A run of records
-- Begin --

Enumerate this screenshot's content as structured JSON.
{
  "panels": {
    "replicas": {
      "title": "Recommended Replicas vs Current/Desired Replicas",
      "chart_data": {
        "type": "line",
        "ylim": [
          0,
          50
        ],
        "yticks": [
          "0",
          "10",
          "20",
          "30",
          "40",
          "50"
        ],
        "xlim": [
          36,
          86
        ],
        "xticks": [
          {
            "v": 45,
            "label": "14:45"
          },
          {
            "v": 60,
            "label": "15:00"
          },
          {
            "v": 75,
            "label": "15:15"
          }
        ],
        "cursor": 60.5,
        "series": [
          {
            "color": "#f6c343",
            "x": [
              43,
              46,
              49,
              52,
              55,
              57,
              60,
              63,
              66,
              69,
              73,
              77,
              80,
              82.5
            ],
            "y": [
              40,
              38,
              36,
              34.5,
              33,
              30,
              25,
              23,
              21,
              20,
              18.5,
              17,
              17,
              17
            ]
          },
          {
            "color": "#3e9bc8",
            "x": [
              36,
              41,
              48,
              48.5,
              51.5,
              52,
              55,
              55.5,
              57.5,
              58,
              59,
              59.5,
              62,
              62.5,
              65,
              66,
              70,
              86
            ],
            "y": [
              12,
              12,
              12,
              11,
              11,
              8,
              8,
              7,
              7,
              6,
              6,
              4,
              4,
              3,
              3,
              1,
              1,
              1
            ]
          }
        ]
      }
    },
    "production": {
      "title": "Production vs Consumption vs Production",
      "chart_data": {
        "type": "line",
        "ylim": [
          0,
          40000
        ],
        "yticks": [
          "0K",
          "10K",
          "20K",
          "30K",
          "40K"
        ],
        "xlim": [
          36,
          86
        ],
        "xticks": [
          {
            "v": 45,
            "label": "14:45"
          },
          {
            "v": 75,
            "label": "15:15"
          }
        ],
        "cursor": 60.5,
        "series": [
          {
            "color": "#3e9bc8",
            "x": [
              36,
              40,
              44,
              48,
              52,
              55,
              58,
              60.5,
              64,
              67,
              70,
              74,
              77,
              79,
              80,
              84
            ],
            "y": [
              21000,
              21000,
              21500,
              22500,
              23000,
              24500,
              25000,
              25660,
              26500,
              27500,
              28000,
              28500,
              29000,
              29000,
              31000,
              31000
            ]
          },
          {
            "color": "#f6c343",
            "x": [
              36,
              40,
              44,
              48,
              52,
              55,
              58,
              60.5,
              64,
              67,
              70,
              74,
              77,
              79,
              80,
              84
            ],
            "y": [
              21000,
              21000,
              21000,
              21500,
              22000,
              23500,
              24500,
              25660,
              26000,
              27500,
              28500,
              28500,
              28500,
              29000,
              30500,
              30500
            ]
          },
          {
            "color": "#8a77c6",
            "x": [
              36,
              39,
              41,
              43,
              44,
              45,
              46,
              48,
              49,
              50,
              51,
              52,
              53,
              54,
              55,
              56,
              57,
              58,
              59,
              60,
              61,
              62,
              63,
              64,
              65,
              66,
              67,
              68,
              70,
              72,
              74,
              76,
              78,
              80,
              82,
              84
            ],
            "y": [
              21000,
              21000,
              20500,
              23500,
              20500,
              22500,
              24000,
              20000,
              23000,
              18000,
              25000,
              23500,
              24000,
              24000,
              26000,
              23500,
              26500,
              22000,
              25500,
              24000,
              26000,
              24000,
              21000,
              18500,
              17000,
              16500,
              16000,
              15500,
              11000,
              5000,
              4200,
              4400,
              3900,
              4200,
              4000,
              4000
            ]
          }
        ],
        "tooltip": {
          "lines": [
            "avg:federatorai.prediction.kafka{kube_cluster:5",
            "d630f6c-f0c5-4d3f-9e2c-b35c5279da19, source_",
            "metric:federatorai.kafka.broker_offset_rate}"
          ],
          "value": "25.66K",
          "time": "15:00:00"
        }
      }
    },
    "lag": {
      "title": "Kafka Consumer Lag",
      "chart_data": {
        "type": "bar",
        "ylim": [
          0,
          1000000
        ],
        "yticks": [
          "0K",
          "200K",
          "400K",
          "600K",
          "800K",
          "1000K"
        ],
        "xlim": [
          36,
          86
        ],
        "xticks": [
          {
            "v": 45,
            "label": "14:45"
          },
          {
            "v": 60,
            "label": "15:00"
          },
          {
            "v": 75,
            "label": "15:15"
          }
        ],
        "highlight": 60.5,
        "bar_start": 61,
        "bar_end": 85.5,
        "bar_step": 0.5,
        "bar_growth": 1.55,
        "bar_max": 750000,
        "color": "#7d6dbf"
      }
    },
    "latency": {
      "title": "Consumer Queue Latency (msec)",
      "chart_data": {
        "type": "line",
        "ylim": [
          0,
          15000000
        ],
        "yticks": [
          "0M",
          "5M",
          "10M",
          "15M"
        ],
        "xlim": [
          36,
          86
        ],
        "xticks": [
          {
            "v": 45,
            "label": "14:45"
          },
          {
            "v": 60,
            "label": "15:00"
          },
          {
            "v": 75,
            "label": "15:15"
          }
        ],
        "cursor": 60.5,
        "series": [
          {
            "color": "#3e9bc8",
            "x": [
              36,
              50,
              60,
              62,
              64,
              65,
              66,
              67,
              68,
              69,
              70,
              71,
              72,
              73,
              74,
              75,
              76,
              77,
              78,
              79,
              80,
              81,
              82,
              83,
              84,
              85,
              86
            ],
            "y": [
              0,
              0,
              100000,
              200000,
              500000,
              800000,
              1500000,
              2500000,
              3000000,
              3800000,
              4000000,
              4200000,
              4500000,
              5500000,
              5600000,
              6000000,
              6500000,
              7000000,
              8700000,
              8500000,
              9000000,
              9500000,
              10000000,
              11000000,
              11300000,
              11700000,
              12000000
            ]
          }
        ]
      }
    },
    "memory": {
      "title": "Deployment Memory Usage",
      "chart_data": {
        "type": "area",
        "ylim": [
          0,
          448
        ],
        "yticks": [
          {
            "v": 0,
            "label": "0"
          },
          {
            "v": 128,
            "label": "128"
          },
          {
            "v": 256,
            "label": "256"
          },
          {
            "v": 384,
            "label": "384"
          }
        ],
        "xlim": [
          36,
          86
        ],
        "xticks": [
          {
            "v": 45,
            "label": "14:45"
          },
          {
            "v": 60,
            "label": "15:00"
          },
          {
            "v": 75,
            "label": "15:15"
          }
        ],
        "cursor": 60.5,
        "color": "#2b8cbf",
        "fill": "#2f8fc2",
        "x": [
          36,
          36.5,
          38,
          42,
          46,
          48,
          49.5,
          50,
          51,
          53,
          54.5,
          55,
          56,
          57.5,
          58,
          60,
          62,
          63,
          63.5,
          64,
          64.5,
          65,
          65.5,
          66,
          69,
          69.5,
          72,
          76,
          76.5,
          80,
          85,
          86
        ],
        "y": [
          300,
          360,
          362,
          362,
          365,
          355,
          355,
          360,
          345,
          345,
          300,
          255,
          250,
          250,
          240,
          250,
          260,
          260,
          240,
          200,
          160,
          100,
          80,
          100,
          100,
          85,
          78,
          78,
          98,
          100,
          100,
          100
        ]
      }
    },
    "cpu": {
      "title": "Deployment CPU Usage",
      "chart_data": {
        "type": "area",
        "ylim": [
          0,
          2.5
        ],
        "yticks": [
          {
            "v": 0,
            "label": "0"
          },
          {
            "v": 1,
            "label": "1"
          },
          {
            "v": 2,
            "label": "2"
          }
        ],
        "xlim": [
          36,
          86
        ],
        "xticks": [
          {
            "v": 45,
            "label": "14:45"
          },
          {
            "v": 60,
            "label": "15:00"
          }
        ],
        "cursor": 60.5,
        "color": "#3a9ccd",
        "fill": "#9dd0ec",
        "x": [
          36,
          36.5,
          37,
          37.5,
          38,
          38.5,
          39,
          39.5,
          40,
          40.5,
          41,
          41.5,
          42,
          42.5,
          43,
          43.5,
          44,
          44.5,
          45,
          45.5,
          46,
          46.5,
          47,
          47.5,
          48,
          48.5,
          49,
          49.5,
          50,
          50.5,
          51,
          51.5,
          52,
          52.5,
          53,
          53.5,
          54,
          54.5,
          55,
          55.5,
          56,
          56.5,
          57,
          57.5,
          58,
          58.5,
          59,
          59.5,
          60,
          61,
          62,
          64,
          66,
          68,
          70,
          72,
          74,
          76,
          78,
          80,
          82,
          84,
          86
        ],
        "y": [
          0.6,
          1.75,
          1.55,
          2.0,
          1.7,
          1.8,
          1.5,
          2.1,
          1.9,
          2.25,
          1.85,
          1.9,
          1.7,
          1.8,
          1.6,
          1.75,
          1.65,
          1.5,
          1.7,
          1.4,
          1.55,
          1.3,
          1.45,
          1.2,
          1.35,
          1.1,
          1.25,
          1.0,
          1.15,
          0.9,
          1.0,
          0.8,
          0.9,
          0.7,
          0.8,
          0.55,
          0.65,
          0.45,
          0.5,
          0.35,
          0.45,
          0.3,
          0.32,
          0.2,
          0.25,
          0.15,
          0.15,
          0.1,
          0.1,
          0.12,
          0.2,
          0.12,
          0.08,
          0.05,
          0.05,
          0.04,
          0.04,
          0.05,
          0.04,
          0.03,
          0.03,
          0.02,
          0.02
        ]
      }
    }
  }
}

-- End --

## Work instructions
Each line above that holds the string "title" should be copied and shown.

## Correct answer
      "title": "Recommended Replicas vs Current/Desired Replicas",
      "title": "Production vs Consumption vs Production",
      "title": "Kafka Consumer Lag",
      "title": "Consumer Queue Latency (msec)",
      "title": "Deployment Memory Usage",
      "title": "Deployment CPU Usage",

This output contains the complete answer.